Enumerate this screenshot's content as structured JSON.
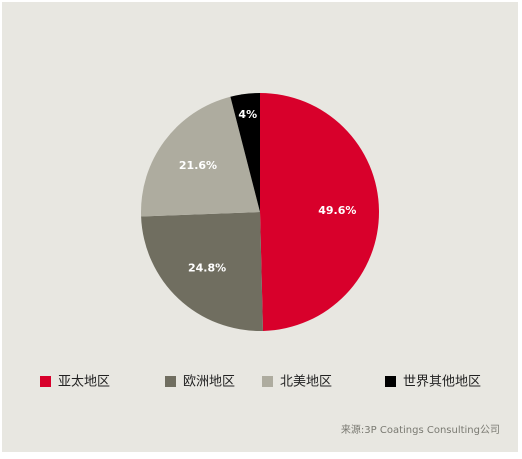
{
  "chart_data": {
    "type": "pie",
    "categories": [
      "亚太地区",
      "欧洲地区",
      "北美地区",
      "世界其他地区"
    ],
    "values": [
      49.6,
      24.8,
      21.6,
      4
    ],
    "value_labels": [
      "49.6%",
      "24.8%",
      "21.6%",
      "4%"
    ],
    "colors": [
      "#d8002b",
      "#706e60",
      "#aeac9f",
      "#000000"
    ],
    "source": "来源:3P Coatings Consulting公司"
  }
}
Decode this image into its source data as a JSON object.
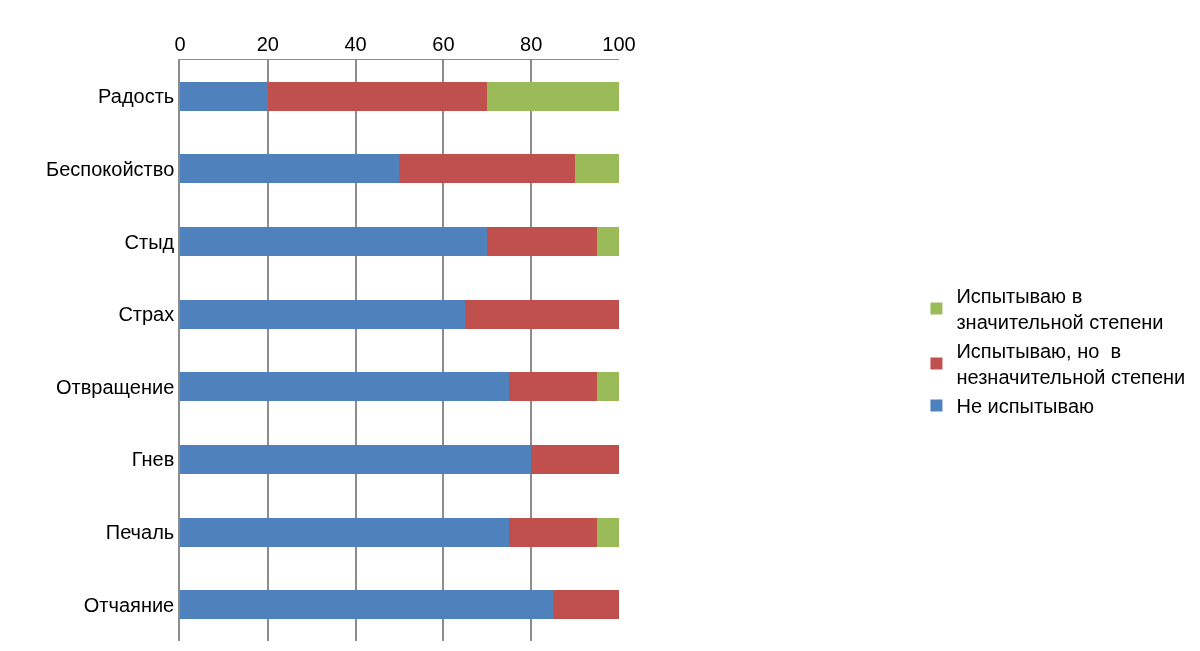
{
  "chart_data": {
    "type": "bar",
    "orientation": "horizontal",
    "stacked": true,
    "categories": [
      "Радость",
      "Беспокойство",
      "Стыд",
      "Страх",
      "Отвращение",
      "Гнев",
      "Печаль",
      "Отчаяние"
    ],
    "series": [
      {
        "name": "Не испытываю",
        "color": "#4f81bd",
        "values": [
          20,
          50,
          70,
          65,
          75,
          80,
          75,
          85
        ]
      },
      {
        "name": "Испытываю, но  в незначительной степени",
        "color": "#c0504d",
        "values": [
          50,
          40,
          25,
          35,
          20,
          20,
          20,
          15
        ]
      },
      {
        "name": "Испытываю в значительной степени",
        "color": "#9bbb59",
        "values": [
          30,
          10,
          5,
          0,
          5,
          0,
          5,
          0
        ]
      }
    ],
    "xlim": [
      0,
      100
    ],
    "xticks": [
      0,
      20,
      40,
      60,
      80,
      100
    ],
    "grid": "x",
    "legend": "right"
  }
}
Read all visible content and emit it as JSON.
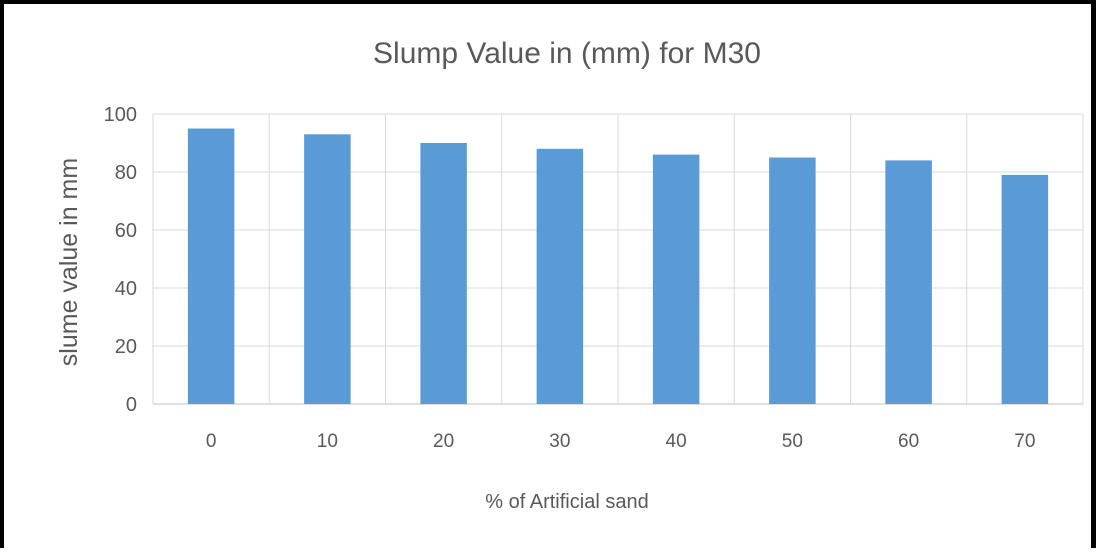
{
  "chart_data": {
    "type": "bar",
    "title": "Slump Value in  (mm) for M30",
    "xlabel": "% of Artificial sand",
    "ylabel": "slume value  in mm",
    "categories": [
      "0",
      "10",
      "20",
      "30",
      "40",
      "50",
      "60",
      "70"
    ],
    "values": [
      95,
      93,
      90,
      88,
      86,
      85,
      84,
      79
    ],
    "ylim": [
      0,
      100
    ],
    "yticks": [
      "0",
      "20",
      "40",
      "60",
      "80",
      "100"
    ],
    "grid": true,
    "legend": "none",
    "bar_color": "#5B9BD5"
  }
}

» Exercise instructions: Write out the material above once more, exactly as it reads, with no pictures.

» Result for this exercise:
Enumerate this screenshot's content as structured JSON.
{
  "chart_data": {
    "type": "pie",
    "categories": [
      "亚太地区",
      "欧洲地区",
      "北美地区",
      "世界其他地区"
    ],
    "values": [
      49.6,
      24.8,
      21.6,
      4
    ],
    "value_labels": [
      "49.6%",
      "24.8%",
      "21.6%",
      "4%"
    ],
    "colors": [
      "#d8002b",
      "#706e60",
      "#aeac9f",
      "#000000"
    ],
    "source": "来源:3P Coatings Consulting公司"
  }
}
Decode this image into its source data as a JSON object.
{
  "chart_data": {
    "type": "bar",
    "orientation": "horizontal",
    "stacked": true,
    "categories": [
      "Радость",
      "Беспокойство",
      "Стыд",
      "Страх",
      "Отвращение",
      "Гнев",
      "Печаль",
      "Отчаяние"
    ],
    "series": [
      {
        "name": "Не испытываю",
        "color": "#4f81bd",
        "values": [
          20,
          50,
          70,
          65,
          75,
          80,
          75,
          85
        ]
      },
      {
        "name": "Испытываю, но  в незначительной степени",
        "color": "#c0504d",
        "values": [
          50,
          40,
          25,
          35,
          20,
          20,
          20,
          15
        ]
      },
      {
        "name": "Испытываю в значительной степени",
        "color": "#9bbb59",
        "values": [
          30,
          10,
          5,
          0,
          5,
          0,
          5,
          0
        ]
      }
    ],
    "xlim": [
      0,
      100
    ],
    "xticks": [
      0,
      20,
      40,
      60,
      80,
      100
    ],
    "grid": "x",
    "legend": "right"
  }
}
Read all visible content and emit it as JSON.
{
  "chart_data": {
    "type": "bar",
    "title": "Slump Value in  (mm) for M30",
    "xlabel": "% of Artificial sand",
    "ylabel": "slume value  in mm",
    "categories": [
      "0",
      "10",
      "20",
      "30",
      "40",
      "50",
      "60",
      "70"
    ],
    "values": [
      95,
      93,
      90,
      88,
      86,
      85,
      84,
      79
    ],
    "ylim": [
      0,
      100
    ],
    "yticks": [
      "0",
      "20",
      "40",
      "60",
      "80",
      "100"
    ],
    "grid": true,
    "legend": "none",
    "bar_color": "#5B9BD5"
  }
}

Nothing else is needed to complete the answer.